**WRITTEN TASK:**
Copy out every line of the records where the string "mooie" occurs.

**Stored entries:**
>>>

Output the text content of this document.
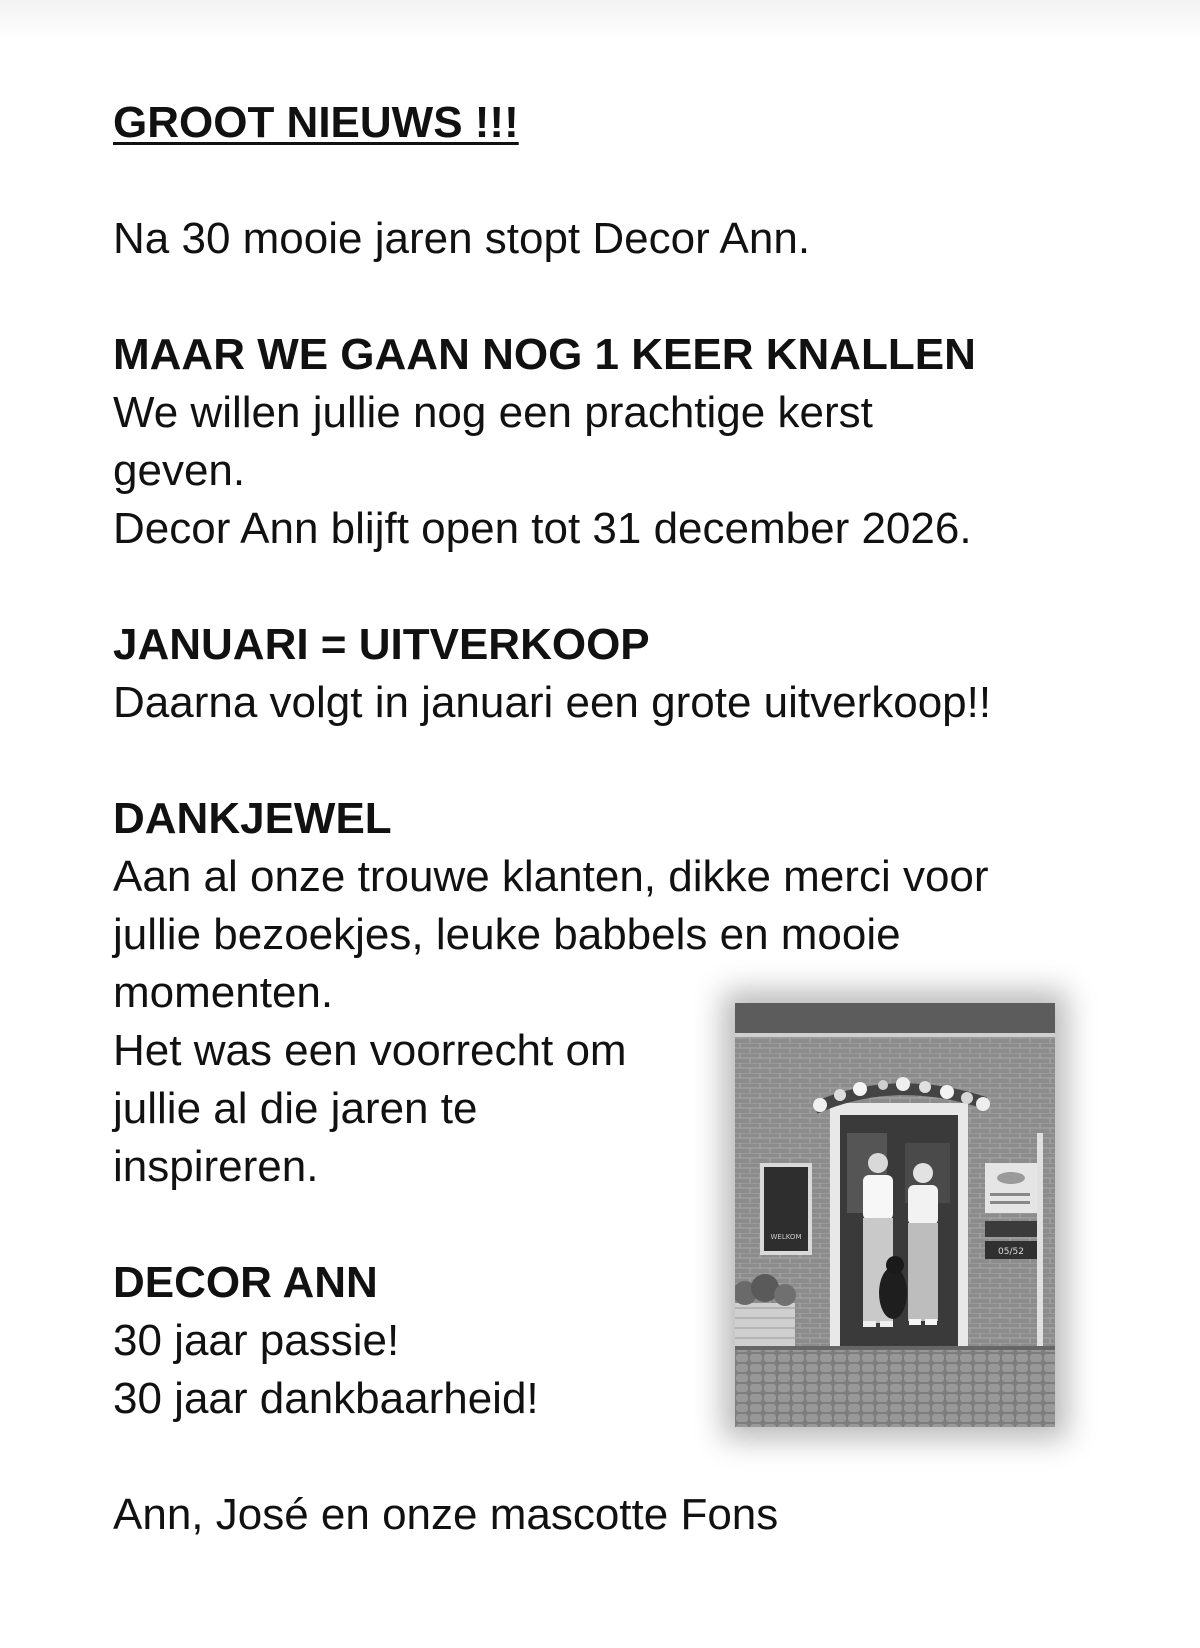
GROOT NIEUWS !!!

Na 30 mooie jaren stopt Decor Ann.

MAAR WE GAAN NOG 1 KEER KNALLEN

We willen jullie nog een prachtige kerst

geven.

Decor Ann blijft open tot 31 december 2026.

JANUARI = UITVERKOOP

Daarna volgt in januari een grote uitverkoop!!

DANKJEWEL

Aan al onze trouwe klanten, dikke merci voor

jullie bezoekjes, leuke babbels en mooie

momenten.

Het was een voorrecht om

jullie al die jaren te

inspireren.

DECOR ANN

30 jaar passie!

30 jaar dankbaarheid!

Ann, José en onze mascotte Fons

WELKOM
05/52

<<<
>>>

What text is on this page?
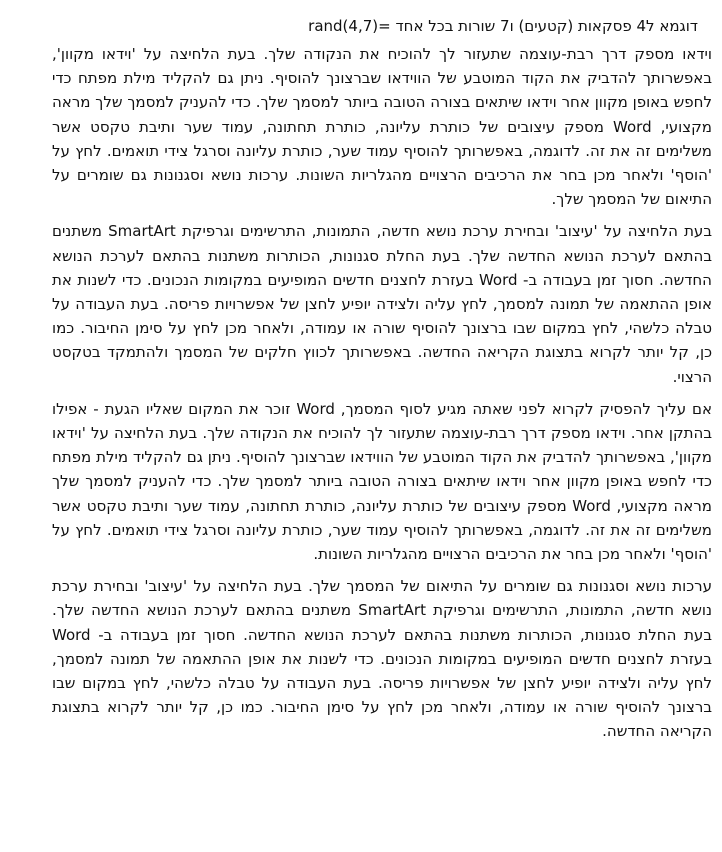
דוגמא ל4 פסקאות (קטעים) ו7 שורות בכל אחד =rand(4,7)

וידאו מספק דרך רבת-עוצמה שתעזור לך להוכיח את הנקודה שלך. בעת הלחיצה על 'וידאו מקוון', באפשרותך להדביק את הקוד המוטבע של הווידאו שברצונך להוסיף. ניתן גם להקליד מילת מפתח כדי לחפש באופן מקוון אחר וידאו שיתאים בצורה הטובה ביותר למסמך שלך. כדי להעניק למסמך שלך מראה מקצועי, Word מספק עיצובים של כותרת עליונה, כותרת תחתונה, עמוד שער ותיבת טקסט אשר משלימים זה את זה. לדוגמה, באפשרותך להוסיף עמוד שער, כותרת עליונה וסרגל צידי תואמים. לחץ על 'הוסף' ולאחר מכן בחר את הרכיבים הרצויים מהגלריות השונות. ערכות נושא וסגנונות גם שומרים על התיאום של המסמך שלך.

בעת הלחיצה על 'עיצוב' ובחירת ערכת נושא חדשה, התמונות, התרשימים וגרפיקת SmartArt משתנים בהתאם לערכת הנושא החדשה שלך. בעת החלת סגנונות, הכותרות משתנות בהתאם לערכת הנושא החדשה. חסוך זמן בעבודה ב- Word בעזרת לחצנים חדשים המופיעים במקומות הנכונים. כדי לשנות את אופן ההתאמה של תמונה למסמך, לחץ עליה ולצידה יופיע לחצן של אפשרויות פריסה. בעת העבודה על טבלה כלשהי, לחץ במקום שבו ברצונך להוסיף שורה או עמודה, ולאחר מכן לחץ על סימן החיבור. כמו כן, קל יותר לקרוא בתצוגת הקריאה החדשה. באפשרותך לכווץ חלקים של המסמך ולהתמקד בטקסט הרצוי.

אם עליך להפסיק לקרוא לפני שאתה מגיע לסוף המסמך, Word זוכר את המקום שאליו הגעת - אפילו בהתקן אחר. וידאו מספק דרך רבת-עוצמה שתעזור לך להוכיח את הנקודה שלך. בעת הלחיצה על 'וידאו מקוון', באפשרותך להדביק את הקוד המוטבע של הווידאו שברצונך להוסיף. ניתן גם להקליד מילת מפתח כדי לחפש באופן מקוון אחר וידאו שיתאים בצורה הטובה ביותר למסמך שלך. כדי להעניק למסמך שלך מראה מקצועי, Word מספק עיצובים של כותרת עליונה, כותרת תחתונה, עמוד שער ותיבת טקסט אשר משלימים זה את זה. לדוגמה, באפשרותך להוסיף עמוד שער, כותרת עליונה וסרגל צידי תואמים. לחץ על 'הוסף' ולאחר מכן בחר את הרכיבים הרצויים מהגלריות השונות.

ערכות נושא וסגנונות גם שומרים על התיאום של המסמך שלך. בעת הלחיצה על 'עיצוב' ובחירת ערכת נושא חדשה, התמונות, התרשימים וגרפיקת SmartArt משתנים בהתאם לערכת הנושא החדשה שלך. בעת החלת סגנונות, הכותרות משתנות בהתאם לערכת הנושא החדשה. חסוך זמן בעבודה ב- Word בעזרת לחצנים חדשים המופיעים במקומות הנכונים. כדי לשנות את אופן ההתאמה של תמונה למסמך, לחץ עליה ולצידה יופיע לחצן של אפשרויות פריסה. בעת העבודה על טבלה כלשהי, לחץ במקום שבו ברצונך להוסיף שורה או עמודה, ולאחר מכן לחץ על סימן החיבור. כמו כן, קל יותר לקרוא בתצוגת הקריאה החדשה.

<<<

**CORRECT OUTPUT:**
Na 30 mooie jaren stopt Decor Ann.
jullie bezoekjes, leuke babbels en mooie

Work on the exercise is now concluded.